▶ [Extracted records]
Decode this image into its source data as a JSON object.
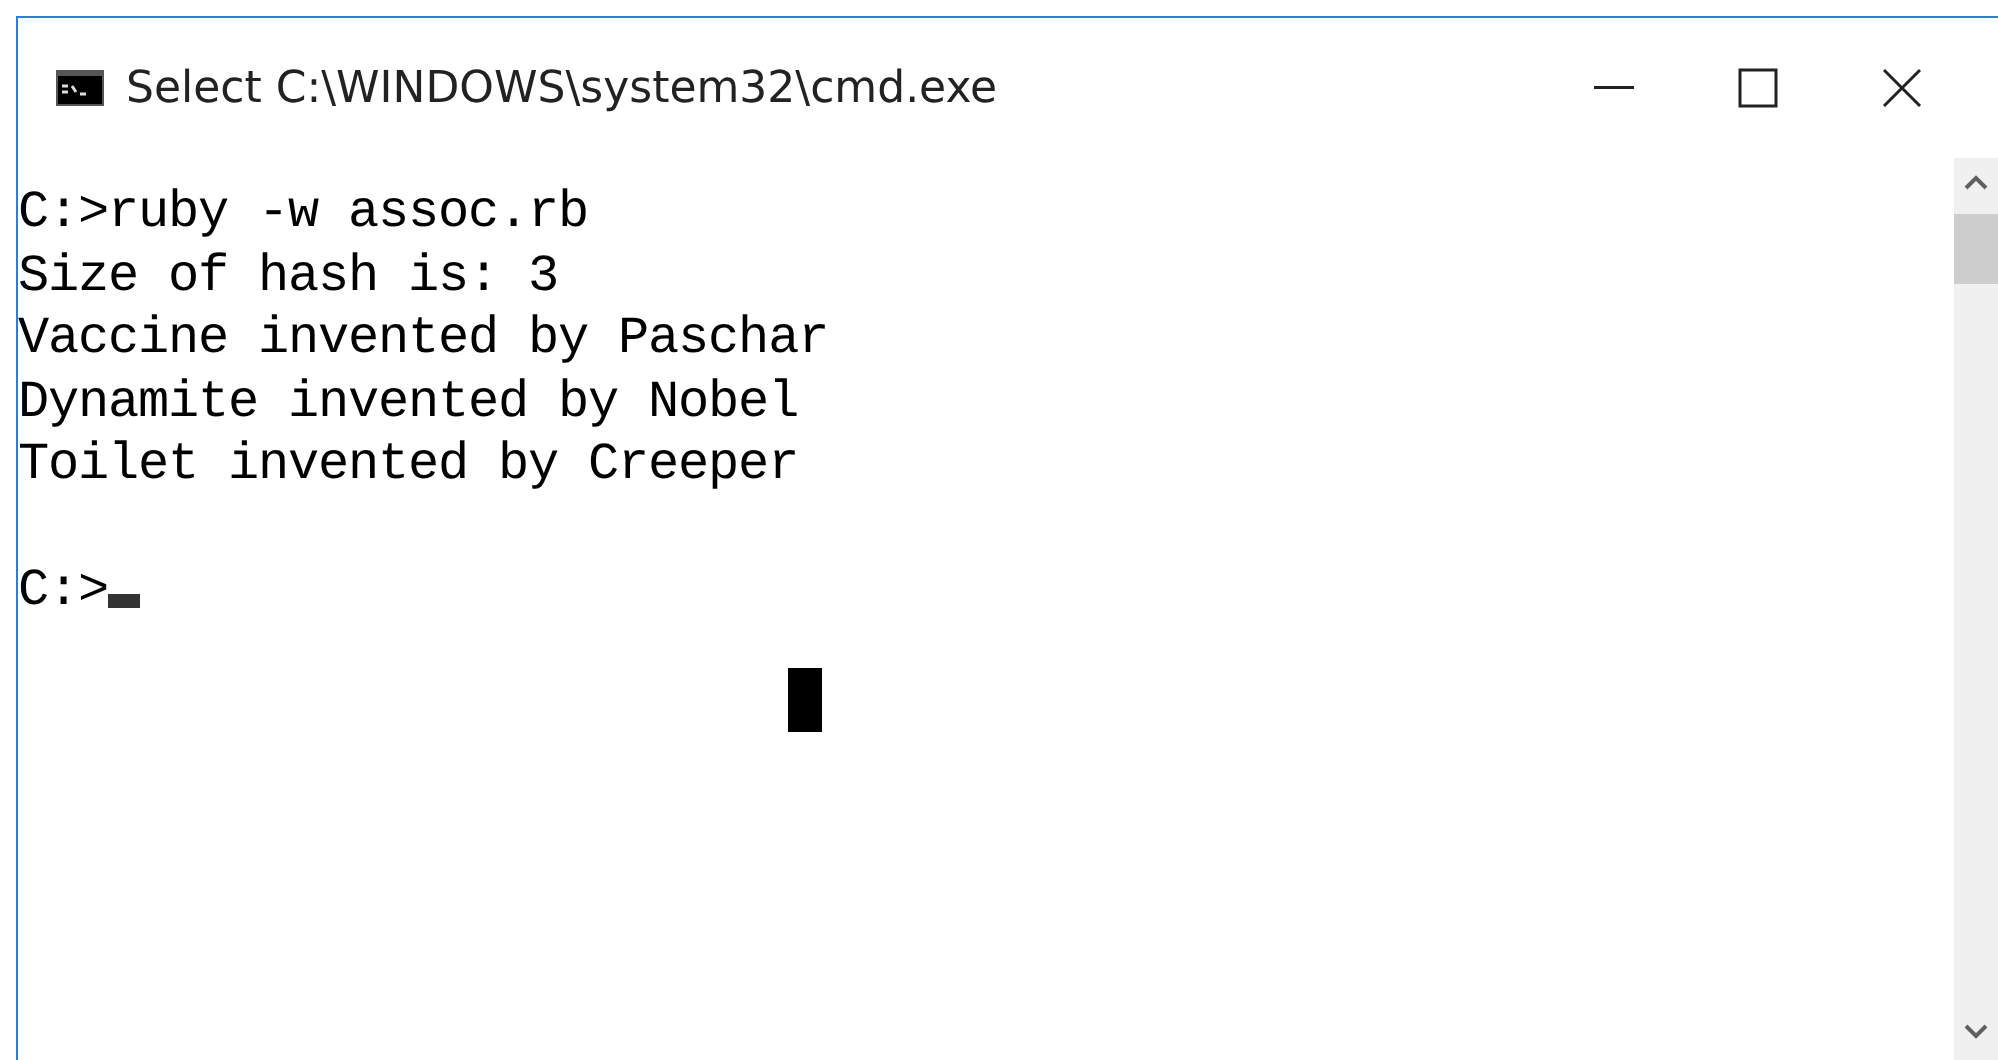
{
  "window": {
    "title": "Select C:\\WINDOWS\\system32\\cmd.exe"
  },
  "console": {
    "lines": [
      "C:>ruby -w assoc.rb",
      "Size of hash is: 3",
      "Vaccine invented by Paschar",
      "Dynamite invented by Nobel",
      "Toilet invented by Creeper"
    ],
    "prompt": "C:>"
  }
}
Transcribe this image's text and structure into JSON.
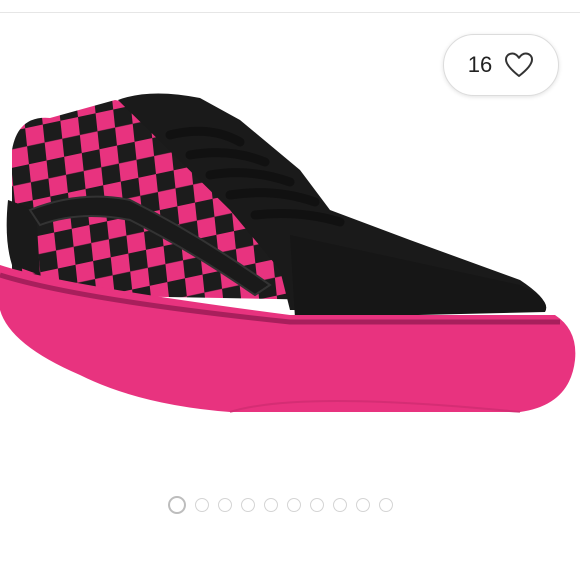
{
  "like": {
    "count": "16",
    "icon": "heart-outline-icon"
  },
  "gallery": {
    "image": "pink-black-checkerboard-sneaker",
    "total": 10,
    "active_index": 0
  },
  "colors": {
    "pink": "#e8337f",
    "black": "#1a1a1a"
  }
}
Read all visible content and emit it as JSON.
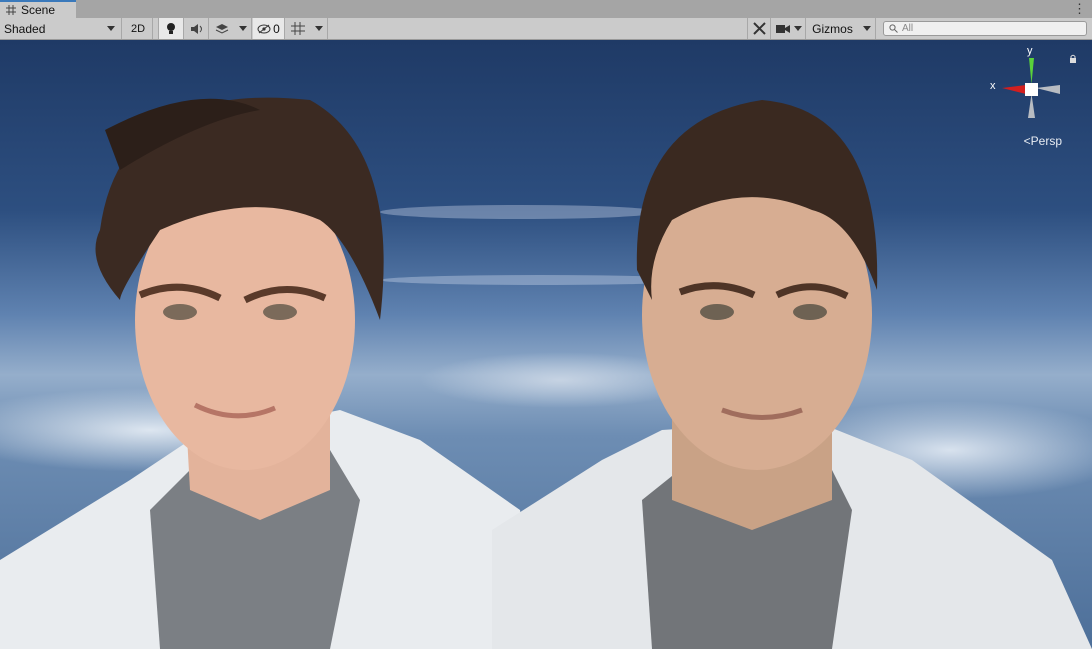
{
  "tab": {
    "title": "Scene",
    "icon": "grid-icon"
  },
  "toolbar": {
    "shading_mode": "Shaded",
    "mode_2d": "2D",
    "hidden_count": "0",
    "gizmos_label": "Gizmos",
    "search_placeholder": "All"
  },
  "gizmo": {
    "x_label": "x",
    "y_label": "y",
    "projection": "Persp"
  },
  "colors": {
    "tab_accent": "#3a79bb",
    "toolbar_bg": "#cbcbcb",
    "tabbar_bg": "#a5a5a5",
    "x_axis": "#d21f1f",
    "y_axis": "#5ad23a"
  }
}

▶ [What you have to do] Each record above should come back exactly the same, only without its pictures.

▶ [Result below]
Decode this image into its source data as a JSON object.
{
  "window": {
    "title": "Select C:\\WINDOWS\\system32\\cmd.exe"
  },
  "console": {
    "lines": [
      "C:>ruby -w assoc.rb",
      "Size of hash is: 3",
      "Vaccine invented by Paschar",
      "Dynamite invented by Nobel",
      "Toilet invented by Creeper"
    ],
    "prompt": "C:>"
  }
}
Transcribe this image's text and structure into JSON.
{
  "like": {
    "count": "16",
    "icon": "heart-outline-icon"
  },
  "gallery": {
    "image": "pink-black-checkerboard-sneaker",
    "total": 10,
    "active_index": 0
  },
  "colors": {
    "pink": "#e8337f",
    "black": "#1a1a1a"
  }
}
Read all visible content and emit it as JSON.
{
  "tab": {
    "title": "Scene",
    "icon": "grid-icon"
  },
  "toolbar": {
    "shading_mode": "Shaded",
    "mode_2d": "2D",
    "hidden_count": "0",
    "gizmos_label": "Gizmos",
    "search_placeholder": "All"
  },
  "gizmo": {
    "x_label": "x",
    "y_label": "y",
    "projection": "Persp"
  },
  "colors": {
    "tab_accent": "#3a79bb",
    "toolbar_bg": "#cbcbcb",
    "tabbar_bg": "#a5a5a5",
    "x_axis": "#d21f1f",
    "y_axis": "#5ad23a"
  }
}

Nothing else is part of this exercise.